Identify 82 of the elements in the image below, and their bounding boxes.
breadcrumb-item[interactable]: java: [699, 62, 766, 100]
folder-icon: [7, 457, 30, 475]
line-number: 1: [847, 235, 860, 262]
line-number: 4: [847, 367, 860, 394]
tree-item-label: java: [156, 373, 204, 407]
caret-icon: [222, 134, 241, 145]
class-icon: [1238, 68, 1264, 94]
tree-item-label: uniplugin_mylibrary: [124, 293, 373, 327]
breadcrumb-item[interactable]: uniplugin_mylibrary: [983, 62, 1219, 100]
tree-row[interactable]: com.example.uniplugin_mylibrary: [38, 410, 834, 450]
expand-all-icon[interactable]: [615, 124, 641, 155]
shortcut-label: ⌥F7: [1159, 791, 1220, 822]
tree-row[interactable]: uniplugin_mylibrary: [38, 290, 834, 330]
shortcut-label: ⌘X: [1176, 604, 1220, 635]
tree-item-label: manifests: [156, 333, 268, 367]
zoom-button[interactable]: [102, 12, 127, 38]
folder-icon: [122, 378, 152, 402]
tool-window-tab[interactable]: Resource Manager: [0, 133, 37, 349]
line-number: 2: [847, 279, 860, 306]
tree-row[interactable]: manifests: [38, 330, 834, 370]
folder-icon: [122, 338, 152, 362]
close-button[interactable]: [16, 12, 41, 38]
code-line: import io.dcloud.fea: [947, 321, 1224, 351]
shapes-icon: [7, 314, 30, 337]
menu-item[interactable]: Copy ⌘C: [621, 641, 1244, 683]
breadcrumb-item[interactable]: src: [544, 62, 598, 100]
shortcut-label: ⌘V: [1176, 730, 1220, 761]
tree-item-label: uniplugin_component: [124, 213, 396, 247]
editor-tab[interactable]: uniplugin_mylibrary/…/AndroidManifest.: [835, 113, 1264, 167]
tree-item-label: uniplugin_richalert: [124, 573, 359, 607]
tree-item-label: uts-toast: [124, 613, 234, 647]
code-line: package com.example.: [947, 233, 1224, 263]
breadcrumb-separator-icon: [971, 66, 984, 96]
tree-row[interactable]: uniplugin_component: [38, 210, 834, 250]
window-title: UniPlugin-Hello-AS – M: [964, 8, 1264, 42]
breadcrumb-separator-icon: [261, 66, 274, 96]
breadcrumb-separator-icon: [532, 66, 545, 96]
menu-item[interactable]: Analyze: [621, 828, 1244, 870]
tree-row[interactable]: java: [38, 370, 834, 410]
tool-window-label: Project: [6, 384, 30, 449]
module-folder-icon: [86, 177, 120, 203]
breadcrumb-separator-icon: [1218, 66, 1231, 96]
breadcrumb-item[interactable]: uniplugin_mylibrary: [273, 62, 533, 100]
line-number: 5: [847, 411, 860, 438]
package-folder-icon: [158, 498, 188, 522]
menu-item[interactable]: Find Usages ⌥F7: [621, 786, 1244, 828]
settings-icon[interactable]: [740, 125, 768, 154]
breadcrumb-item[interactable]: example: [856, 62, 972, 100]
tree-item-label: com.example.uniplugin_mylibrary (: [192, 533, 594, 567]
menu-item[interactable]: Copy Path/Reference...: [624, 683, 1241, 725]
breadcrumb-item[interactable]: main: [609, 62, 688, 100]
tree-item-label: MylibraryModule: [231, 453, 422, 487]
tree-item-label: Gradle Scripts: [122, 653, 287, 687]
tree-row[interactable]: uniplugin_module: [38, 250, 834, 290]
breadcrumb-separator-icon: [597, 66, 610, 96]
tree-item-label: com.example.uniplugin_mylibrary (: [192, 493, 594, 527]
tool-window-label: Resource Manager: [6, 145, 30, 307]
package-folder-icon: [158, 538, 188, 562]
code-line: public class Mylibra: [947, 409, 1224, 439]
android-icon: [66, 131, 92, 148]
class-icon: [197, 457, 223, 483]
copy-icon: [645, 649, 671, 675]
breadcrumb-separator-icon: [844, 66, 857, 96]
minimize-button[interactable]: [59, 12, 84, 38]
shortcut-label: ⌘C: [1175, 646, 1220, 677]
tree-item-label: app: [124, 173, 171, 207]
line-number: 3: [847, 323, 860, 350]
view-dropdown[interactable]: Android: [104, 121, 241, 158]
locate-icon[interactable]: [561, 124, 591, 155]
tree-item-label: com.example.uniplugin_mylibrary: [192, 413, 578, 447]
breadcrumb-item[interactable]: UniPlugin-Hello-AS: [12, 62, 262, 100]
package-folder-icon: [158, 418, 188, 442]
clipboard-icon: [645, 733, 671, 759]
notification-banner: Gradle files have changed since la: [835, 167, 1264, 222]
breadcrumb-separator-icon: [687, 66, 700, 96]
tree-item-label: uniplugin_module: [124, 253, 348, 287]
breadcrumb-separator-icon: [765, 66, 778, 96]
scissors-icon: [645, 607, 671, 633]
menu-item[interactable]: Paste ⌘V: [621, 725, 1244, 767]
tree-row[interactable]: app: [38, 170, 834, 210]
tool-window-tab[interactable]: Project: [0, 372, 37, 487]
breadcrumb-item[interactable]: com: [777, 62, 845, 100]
+++++
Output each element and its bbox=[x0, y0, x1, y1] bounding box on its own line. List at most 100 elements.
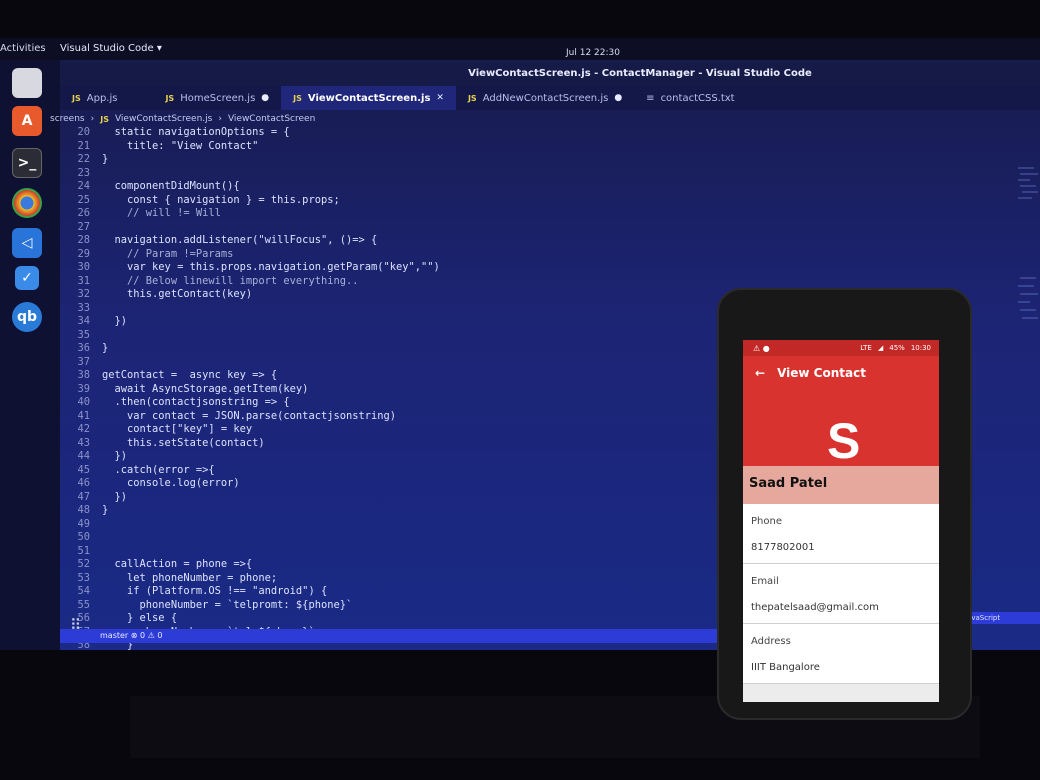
+++++
EXERCISE DIRECTIONS
Pull out every line of the material above that contains the word "java", treating uppercase and lowercase letters as distinct.

REPLY TO THE EXERCISE
breadcrumb-item[interactable]: java: [699, 62, 766, 100]
tree-item-label: java: [156, 373, 204, 407]
tree-row[interactable]: java: [38, 370, 834, 410]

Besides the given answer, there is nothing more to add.